[begin Material provided]

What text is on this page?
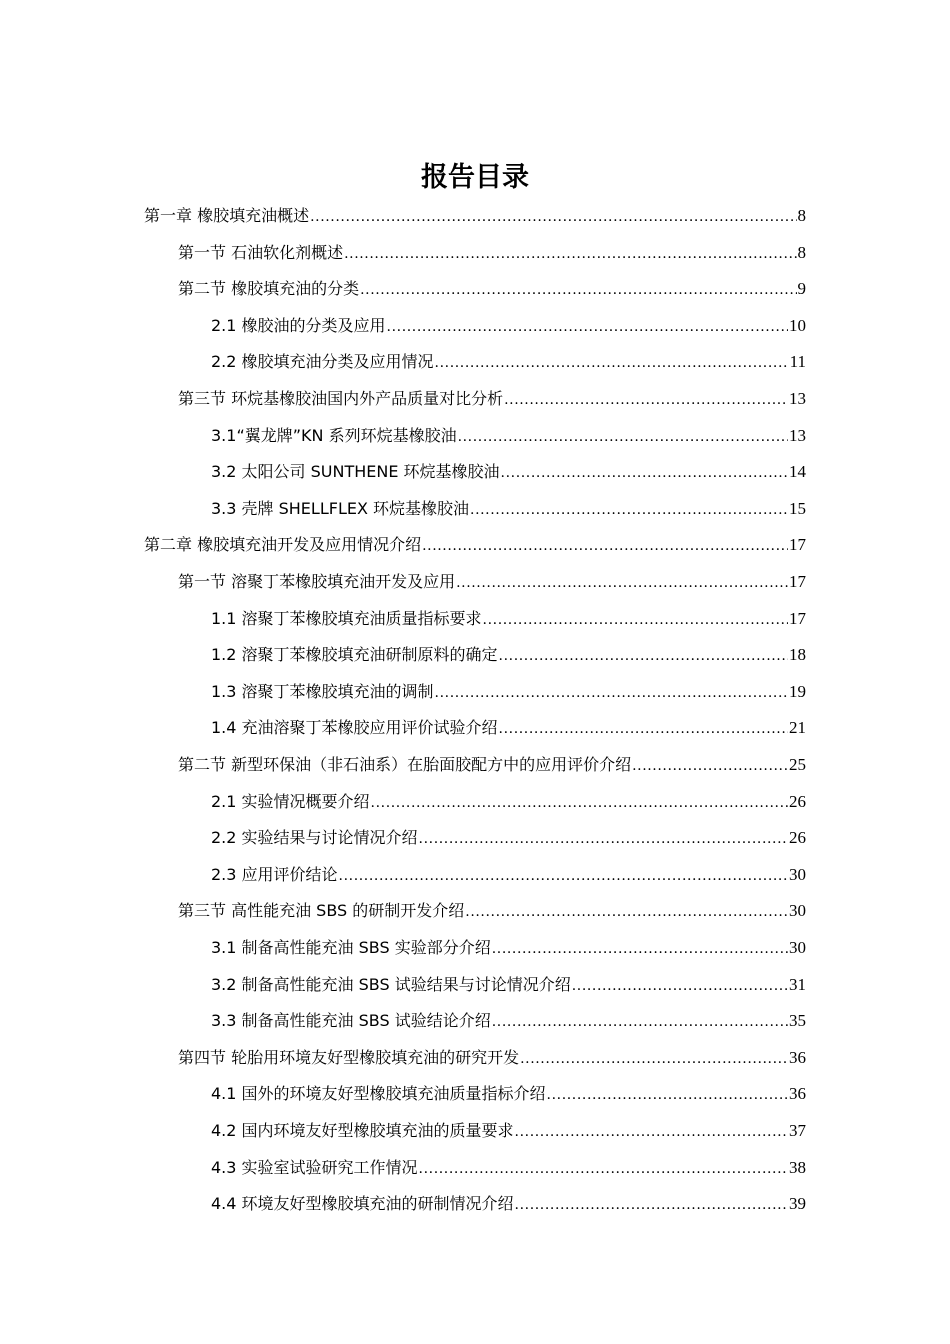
报告目录
第一章 橡胶填充油概述 .....	8
第一节 石油软化剂概述 .....	8
第二节 橡胶填充油的分类 .....	9
2.1 橡胶油的分类及应用 .....	10
2.2 橡胶填充油分类及应用情况 .....	11
第三节 环烷基橡胶油国内外产品质量对比分析 .....	13
3.1“翼龙牌”KN 系列环烷基橡胶油 .....	13
3.2 太阳公司 SUNTHENE 环烷基橡胶油 .....	14
3.3 壳牌 SHELLFLEX 环烷基橡胶油 .....	15
第二章 橡胶填充油开发及应用情况介绍 .....	17
第一节 溶聚丁苯橡胶填充油开发及应用 .....	17
1.1 溶聚丁苯橡胶填充油质量指标要求 .....	17
1.2 溶聚丁苯橡胶填充油研制原料的确定 .....	18
1.3 溶聚丁苯橡胶填充油的调制 .....	19
1.4 充油溶聚丁苯橡胶应用评价试验介绍 .....	21
第二节 新型环保油（非石油系）在胎面胶配方中的应用评价介绍 .....	25
2.1 实验情况概要介绍 .....	26
2.2 实验结果与讨论情况介绍 .....	26
2.3 应用评价结论 .....	30
第三节 高性能充油 SBS 的研制开发介绍 .....	30
3.1 制备高性能充油 SBS 实验部分介绍 .....	30
3.2 制备高性能充油 SBS 试验结果与讨论情况介绍 .....	31
3.3 制备高性能充油 SBS 试验结论介绍 .....	35
第四节 轮胎用环境友好型橡胶填充油的研究开发 .....	36
4.1 国外的环境友好型橡胶填充油质量指标介绍 .....	36
4.2 国内环境友好型橡胶填充油的质量要求 .....	37
4.3 实验室试验研究工作情况 .....	38
4.4 环境友好型橡胶填充油的研制情况介绍 .....	39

[end Material provided]

### What is being asked
The records shown above are to be repeated exactly, with the pictures left out.

### Answer to the exercise
What text is on this page?
报告目录
第一章 橡胶填充油概述 .....	8
第一节 石油软化剂概述 .....	8
第二节 橡胶填充油的分类 .....	9
2.1 橡胶油的分类及应用 .....	10
2.2 橡胶填充油分类及应用情况 .....	11
第三节 环烷基橡胶油国内外产品质量对比分析 .....	13
3.1“翼龙牌”KN 系列环烷基橡胶油 .....	13
3.2 太阳公司 SUNTHENE 环烷基橡胶油 .....	14
3.3 壳牌 SHELLFLEX 环烷基橡胶油 .....	15
第二章 橡胶填充油开发及应用情况介绍 .....	17
第一节 溶聚丁苯橡胶填充油开发及应用 .....	17
1.1 溶聚丁苯橡胶填充油质量指标要求 .....	17
1.2 溶聚丁苯橡胶填充油研制原料的确定 .....	18
1.3 溶聚丁苯橡胶填充油的调制 .....	19
1.4 充油溶聚丁苯橡胶应用评价试验介绍 .....	21
第二节 新型环保油（非石油系）在胎面胶配方中的应用评价介绍 .....	25
2.1 实验情况概要介绍 .....	26
2.2 实验结果与讨论情况介绍 .....	26
2.3 应用评价结论 .....	30
第三节 高性能充油 SBS 的研制开发介绍 .....	30
3.1 制备高性能充油 SBS 实验部分介绍 .....	30
3.2 制备高性能充油 SBS 试验结果与讨论情况介绍 .....	31
3.3 制备高性能充油 SBS 试验结论介绍 .....	35
第四节 轮胎用环境友好型橡胶填充油的研究开发 .....	36
4.1 国外的环境友好型橡胶填充油质量指标介绍 .....	36
4.2 国内环境友好型橡胶填充油的质量要求 .....	37
4.3 实验室试验研究工作情况 .....	38
4.4 环境友好型橡胶填充油的研制情况介绍 .....	39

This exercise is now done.